Saved data entries
%%
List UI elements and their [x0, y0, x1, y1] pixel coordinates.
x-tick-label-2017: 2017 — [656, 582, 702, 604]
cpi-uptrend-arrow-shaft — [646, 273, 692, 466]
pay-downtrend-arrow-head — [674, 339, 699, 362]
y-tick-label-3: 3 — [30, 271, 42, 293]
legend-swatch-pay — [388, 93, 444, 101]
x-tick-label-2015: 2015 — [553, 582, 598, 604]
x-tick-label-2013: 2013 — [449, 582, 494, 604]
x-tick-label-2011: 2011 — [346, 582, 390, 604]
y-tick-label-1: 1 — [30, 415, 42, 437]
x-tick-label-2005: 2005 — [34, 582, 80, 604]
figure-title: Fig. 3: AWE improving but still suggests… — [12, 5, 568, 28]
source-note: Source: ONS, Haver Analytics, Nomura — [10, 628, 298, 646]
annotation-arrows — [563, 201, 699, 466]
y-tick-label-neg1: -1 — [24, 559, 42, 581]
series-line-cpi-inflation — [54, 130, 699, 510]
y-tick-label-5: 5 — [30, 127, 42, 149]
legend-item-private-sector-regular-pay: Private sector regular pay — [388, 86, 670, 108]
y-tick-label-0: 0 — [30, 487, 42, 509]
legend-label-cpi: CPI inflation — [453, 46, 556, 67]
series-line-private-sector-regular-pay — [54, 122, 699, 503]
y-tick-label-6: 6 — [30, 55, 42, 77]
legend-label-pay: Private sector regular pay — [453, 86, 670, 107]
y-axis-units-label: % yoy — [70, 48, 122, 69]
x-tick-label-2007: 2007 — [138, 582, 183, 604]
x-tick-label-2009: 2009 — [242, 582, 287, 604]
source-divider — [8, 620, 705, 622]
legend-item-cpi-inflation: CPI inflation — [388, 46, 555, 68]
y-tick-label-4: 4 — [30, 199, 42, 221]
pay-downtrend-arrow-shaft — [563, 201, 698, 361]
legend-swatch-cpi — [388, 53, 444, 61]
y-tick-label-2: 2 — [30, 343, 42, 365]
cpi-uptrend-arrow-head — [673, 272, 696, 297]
%%
**WORK INSTRUCTIONS**
Can you copy the listing word for word, from its start through the line containing "y-tick-label-2: 2 — [30, 343, 42, 365]"?

**TASK RESPONSE**
List UI elements and their [x0, y0, x1, y1] pixel coordinates.
x-tick-label-2017: 2017 — [656, 582, 702, 604]
cpi-uptrend-arrow-shaft — [646, 273, 692, 466]
pay-downtrend-arrow-head — [674, 339, 699, 362]
y-tick-label-3: 3 — [30, 271, 42, 293]
legend-swatch-pay — [388, 93, 444, 101]
x-tick-label-2015: 2015 — [553, 582, 598, 604]
x-tick-label-2013: 2013 — [449, 582, 494, 604]
x-tick-label-2011: 2011 — [346, 582, 390, 604]
y-tick-label-1: 1 — [30, 415, 42, 437]
x-tick-label-2005: 2005 — [34, 582, 80, 604]
figure-title: Fig. 3: AWE improving but still suggests… — [12, 5, 568, 28]
source-note: Source: ONS, Haver Analytics, Nomura — [10, 628, 298, 646]
annotation-arrows — [563, 201, 699, 466]
y-tick-label-neg1: -1 — [24, 559, 42, 581]
series-line-cpi-inflation — [54, 130, 699, 510]
y-tick-label-5: 5 — [30, 127, 42, 149]
legend-item-private-sector-regular-pay: Private sector regular pay — [388, 86, 670, 108]
y-tick-label-0: 0 — [30, 487, 42, 509]
legend-label-cpi: CPI inflation — [453, 46, 556, 67]
series-line-private-sector-regular-pay — [54, 122, 699, 503]
y-tick-label-6: 6 — [30, 55, 42, 77]
legend-label-pay: Private sector regular pay — [453, 86, 670, 107]
y-axis-units-label: % yoy — [70, 48, 122, 69]
x-tick-label-2007: 2007 — [138, 582, 183, 604]
x-tick-label-2009: 2009 — [242, 582, 287, 604]
source-divider — [8, 620, 705, 622]
legend-item-cpi-inflation: CPI inflation — [388, 46, 555, 68]
y-tick-label-4: 4 — [30, 199, 42, 221]
pay-downtrend-arrow-shaft — [563, 201, 698, 361]
legend-swatch-cpi — [388, 53, 444, 61]
y-tick-label-2: 2 — [30, 343, 42, 365]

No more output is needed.